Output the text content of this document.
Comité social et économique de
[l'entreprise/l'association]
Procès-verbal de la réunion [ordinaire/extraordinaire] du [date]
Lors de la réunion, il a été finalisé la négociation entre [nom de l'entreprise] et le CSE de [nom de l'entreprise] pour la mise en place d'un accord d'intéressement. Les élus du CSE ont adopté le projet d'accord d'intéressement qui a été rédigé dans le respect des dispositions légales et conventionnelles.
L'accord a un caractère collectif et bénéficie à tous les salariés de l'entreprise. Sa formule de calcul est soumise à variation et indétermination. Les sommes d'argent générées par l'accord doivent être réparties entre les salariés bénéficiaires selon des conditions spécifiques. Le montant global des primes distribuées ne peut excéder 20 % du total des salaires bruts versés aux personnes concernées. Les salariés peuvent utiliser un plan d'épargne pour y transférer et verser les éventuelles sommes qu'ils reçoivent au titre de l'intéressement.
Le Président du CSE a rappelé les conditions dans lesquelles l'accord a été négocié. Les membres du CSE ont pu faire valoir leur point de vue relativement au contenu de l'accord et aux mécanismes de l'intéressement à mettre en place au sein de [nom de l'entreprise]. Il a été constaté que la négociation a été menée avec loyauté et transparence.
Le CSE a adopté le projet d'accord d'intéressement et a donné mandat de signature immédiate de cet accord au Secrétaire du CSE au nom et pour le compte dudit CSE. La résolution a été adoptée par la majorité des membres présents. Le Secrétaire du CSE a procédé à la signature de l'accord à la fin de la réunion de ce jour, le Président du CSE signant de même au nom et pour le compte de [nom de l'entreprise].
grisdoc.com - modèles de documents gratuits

★ ★ ★ ★ ★

• **CHALLENGE**
Set down all of the records shown above once more, exactly.

• **RESULT OF THE EXERCISE**
Output the text content of this document.
Comité social et économique de
[l'entreprise/l'association]
Procès-verbal de la réunion [ordinaire/extraordinaire] du [date]
Lors de la réunion, il a été finalisé la négociation entre [nom de l'entreprise] et le CSE de [nom de l'entreprise] pour la mise en place d'un accord d'intéressement. Les élus du CSE ont adopté le projet d'accord d'intéressement qui a été rédigé dans le respect des dispositions légales et conventionnelles.
L'accord a un caractère collectif et bénéficie à tous les salariés de l'entreprise. Sa formule de calcul est soumise à variation et indétermination. Les sommes d'argent générées par l'accord doivent être réparties entre les salariés bénéficiaires selon des conditions spécifiques. Le montant global des primes distribuées ne peut excéder 20 % du total des salaires bruts versés aux personnes concernées. Les salariés peuvent utiliser un plan d'épargne pour y transférer et verser les éventuelles sommes qu'ils reçoivent au titre de l'intéressement.
Le Président du CSE a rappelé les conditions dans lesquelles l'accord a été négocié. Les membres du CSE ont pu faire valoir leur point de vue relativement au contenu de l'accord et aux mécanismes de l'intéressement à mettre en place au sein de [nom de l'entreprise]. Il a été constaté que la négociation a été menée avec loyauté et transparence.
Le CSE a adopté le projet d'accord d'intéressement et a donné mandat de signature immédiate de cet accord au Secrétaire du CSE au nom et pour le compte dudit CSE. La résolution a été adoptée par la majorité des membres présents. Le Secrétaire du CSE a procédé à la signature de l'accord à la fin de la réunion de ce jour, le Président du CSE signant de même au nom et pour le compte de [nom de l'entreprise].
grisdoc.com - modèles de documents gratuits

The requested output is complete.